TO BE DONE ▸ Starting with the line that contains "Transcribe the text in this document.", copy every line through the end of the data below, exactly and with nothing added.

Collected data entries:
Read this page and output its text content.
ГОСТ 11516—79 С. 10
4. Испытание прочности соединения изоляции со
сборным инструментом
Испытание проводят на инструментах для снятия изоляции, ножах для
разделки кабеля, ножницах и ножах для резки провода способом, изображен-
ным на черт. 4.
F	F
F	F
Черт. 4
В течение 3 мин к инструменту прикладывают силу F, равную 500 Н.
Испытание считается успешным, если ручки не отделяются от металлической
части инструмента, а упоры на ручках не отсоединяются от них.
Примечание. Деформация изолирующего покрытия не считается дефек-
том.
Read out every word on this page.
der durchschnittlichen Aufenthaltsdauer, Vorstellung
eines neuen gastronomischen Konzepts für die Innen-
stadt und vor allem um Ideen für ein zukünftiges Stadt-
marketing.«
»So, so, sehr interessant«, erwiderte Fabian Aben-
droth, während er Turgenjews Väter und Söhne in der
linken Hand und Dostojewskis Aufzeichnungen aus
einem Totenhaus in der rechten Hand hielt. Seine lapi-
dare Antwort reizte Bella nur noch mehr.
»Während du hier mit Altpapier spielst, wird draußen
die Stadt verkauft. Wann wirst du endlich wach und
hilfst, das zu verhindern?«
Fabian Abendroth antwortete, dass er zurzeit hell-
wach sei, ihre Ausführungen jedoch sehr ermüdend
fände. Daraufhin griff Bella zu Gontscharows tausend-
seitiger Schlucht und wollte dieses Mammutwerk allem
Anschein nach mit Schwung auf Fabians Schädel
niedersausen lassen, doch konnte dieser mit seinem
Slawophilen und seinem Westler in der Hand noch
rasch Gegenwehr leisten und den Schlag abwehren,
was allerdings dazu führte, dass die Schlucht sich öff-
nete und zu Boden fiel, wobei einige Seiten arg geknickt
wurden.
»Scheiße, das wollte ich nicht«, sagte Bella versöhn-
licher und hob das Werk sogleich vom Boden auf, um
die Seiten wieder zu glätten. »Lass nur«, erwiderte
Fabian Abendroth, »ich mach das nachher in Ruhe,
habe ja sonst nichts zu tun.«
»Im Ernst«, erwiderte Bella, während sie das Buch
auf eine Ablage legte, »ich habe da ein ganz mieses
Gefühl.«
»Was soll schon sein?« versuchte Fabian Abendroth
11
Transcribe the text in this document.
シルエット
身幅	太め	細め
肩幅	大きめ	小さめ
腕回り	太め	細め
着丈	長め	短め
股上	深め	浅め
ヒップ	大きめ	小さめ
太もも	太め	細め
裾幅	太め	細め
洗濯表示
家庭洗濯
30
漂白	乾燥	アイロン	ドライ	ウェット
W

THE SOLUTION ▸
Transcribe the text in this document.
シルエット
身幅	太め	細め
肩幅	大きめ	小さめ
腕回り	太め	細め
着丈	長め	短め
股上	深め	浅め
ヒップ	大きめ	小さめ
太もも	太め	細め
裾幅	太め	細め
洗濯表示
家庭洗濯
30
漂白	乾燥	アイロン	ドライ	ウェット
W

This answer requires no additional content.